● WRITTEN INSTRUCTION: From the entries below, tally how many lines contain "SWCNT" and report only that figure.

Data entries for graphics
start
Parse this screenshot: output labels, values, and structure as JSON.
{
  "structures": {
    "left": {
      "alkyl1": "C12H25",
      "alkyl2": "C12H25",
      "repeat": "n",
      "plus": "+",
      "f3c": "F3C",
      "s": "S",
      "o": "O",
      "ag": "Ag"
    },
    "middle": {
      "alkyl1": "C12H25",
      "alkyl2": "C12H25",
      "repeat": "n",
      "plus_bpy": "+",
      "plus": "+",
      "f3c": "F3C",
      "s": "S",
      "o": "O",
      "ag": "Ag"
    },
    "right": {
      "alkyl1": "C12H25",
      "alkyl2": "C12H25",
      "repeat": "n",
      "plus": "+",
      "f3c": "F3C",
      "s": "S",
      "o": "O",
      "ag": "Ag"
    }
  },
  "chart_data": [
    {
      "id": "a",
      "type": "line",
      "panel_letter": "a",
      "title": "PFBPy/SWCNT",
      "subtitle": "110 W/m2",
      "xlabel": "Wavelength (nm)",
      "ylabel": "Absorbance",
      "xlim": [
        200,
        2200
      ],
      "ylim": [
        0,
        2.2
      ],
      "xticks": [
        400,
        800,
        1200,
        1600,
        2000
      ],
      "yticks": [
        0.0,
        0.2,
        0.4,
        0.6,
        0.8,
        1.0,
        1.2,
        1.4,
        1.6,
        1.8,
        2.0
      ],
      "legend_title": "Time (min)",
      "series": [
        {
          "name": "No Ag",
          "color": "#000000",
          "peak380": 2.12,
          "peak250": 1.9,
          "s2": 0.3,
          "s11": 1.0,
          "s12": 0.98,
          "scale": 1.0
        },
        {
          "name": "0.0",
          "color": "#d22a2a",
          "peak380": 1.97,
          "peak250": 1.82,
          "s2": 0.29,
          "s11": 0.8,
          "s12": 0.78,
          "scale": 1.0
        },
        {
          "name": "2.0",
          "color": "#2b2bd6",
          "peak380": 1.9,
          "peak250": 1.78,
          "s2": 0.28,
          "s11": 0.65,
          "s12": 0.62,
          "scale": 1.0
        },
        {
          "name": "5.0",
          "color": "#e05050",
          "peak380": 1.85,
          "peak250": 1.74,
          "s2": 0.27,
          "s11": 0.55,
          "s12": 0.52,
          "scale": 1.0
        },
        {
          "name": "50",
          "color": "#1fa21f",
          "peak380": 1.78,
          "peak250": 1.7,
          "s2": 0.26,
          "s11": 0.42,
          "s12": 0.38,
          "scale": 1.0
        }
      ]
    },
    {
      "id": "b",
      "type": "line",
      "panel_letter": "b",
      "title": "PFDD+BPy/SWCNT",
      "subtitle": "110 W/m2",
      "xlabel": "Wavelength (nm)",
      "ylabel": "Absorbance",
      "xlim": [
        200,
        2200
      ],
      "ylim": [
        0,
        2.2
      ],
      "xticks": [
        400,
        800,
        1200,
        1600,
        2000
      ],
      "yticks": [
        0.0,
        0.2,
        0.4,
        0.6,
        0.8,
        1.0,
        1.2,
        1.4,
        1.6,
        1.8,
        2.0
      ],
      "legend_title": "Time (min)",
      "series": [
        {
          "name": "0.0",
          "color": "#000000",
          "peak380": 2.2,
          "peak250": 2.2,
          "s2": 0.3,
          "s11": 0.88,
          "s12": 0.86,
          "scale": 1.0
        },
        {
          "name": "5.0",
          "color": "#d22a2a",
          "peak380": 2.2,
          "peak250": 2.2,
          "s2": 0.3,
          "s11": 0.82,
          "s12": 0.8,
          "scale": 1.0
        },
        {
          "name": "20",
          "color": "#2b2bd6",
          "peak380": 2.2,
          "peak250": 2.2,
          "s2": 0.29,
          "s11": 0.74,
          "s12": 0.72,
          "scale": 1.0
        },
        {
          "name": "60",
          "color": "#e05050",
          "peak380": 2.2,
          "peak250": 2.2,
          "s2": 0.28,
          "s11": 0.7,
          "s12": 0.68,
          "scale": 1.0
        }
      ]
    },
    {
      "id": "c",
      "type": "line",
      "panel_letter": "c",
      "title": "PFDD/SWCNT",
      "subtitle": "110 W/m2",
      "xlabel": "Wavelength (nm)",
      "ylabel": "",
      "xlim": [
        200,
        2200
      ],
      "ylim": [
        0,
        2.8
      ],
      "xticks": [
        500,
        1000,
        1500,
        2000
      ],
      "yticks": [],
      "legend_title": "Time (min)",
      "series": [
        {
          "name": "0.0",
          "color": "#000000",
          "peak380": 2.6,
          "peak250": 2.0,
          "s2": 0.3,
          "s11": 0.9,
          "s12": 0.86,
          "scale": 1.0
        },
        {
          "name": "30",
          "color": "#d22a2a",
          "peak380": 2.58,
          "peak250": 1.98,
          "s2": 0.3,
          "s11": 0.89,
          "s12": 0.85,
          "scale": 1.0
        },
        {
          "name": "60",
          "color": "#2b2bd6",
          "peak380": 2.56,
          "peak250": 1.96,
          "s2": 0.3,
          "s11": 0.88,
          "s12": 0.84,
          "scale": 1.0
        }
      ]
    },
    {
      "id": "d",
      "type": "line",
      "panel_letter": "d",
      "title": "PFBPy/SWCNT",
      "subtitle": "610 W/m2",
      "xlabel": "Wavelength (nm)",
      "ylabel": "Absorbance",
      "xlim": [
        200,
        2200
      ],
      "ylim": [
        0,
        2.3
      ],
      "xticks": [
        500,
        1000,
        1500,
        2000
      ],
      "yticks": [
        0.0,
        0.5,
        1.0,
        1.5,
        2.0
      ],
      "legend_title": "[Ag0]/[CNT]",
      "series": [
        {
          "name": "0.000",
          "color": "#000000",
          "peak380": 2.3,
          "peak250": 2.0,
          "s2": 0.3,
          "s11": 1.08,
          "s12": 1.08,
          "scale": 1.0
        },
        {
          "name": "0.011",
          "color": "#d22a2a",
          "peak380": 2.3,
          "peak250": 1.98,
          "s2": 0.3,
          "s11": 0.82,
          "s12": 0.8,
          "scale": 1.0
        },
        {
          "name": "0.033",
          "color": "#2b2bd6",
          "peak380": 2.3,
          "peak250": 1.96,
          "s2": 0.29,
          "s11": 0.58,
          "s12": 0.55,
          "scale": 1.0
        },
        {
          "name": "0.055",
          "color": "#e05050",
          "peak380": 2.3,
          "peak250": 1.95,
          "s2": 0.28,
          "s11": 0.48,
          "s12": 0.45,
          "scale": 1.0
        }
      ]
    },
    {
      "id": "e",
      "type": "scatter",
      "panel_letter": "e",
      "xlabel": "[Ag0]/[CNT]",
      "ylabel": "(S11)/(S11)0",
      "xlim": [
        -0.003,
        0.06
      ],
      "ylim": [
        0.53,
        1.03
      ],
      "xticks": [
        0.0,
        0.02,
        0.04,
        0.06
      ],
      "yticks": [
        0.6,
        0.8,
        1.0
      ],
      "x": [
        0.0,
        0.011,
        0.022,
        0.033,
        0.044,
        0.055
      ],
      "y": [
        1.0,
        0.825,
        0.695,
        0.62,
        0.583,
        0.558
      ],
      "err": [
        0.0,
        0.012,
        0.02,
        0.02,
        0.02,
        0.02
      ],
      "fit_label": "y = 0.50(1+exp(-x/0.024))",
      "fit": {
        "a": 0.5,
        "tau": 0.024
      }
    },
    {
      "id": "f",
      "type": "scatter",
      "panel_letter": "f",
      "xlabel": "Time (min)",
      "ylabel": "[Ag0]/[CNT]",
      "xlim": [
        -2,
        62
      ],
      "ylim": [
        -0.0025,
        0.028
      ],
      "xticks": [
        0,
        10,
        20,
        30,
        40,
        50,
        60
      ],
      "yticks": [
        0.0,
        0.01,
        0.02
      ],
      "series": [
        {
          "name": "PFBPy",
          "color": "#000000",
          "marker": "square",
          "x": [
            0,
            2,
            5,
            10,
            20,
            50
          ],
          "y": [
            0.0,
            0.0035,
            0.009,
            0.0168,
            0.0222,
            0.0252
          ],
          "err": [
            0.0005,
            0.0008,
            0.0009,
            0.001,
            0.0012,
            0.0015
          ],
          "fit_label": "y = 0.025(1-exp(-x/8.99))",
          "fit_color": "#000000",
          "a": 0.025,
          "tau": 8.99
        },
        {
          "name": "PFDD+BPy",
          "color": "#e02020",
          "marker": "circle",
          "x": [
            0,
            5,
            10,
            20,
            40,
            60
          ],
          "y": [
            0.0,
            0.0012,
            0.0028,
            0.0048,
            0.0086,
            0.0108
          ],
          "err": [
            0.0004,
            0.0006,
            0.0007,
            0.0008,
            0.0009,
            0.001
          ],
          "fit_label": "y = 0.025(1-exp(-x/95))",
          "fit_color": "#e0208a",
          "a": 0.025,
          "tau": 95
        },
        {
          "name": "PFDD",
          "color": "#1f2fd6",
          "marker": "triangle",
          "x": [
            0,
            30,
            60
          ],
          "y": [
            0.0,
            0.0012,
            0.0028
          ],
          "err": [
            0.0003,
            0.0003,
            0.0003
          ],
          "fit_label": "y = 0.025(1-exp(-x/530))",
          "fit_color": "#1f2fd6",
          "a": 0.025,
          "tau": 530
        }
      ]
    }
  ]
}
end
● TASK SOLUTION: 4